Task prompt: Tally how many lines hold the string "ALIMENTAÇÃO". Your reply should be that number alone.

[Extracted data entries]
START

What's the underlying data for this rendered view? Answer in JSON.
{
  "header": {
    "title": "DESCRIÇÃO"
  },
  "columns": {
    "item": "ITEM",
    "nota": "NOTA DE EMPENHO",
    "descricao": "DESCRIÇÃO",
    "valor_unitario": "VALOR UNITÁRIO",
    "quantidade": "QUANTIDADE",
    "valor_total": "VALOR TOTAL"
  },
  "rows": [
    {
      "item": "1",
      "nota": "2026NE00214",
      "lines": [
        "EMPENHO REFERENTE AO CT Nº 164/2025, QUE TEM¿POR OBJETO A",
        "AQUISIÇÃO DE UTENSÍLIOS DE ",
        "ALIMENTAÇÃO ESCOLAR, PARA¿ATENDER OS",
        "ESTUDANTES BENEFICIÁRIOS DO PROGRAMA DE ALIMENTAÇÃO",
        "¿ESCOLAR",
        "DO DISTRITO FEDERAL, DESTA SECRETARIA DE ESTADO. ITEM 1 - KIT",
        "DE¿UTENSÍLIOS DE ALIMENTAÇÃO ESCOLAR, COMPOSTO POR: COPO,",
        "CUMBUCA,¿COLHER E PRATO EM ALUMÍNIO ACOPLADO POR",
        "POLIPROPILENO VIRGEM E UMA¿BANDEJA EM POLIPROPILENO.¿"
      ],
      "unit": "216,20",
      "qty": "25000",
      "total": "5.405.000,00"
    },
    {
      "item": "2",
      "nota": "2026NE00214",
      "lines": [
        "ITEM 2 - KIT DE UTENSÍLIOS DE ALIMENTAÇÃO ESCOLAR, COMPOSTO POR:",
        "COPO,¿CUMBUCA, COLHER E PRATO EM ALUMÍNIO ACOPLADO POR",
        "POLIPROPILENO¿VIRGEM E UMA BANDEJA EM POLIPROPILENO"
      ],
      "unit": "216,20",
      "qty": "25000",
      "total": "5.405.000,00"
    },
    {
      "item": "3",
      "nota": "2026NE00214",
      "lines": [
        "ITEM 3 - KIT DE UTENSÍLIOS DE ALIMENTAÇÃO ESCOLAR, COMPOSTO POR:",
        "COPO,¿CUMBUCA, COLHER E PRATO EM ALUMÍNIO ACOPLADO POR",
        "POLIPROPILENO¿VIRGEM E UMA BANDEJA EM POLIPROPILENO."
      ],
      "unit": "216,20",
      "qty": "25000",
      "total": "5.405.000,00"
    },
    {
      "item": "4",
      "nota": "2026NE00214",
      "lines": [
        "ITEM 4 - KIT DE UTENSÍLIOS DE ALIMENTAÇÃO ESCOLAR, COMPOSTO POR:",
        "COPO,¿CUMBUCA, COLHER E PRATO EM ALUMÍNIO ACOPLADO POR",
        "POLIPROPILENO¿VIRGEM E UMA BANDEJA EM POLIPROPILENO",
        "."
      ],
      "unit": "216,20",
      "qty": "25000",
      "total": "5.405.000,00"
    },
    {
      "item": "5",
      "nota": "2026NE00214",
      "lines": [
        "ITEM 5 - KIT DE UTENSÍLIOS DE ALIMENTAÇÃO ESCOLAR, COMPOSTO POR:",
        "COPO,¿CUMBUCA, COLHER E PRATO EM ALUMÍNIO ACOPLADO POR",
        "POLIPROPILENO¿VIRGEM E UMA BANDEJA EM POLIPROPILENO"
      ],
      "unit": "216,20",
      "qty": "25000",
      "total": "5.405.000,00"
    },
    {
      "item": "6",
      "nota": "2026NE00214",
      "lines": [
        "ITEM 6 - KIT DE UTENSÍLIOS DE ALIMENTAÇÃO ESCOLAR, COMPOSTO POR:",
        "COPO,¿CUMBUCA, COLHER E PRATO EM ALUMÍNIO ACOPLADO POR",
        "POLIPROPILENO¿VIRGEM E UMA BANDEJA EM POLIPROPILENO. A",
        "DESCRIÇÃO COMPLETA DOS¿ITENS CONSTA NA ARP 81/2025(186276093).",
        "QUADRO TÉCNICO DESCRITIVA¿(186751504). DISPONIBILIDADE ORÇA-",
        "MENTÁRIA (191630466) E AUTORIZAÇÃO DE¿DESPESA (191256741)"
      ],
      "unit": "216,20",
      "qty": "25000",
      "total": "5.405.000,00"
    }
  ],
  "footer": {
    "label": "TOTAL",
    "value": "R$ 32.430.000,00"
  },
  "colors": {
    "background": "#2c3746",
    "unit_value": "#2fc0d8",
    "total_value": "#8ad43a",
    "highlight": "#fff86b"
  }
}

END

Complete output: 8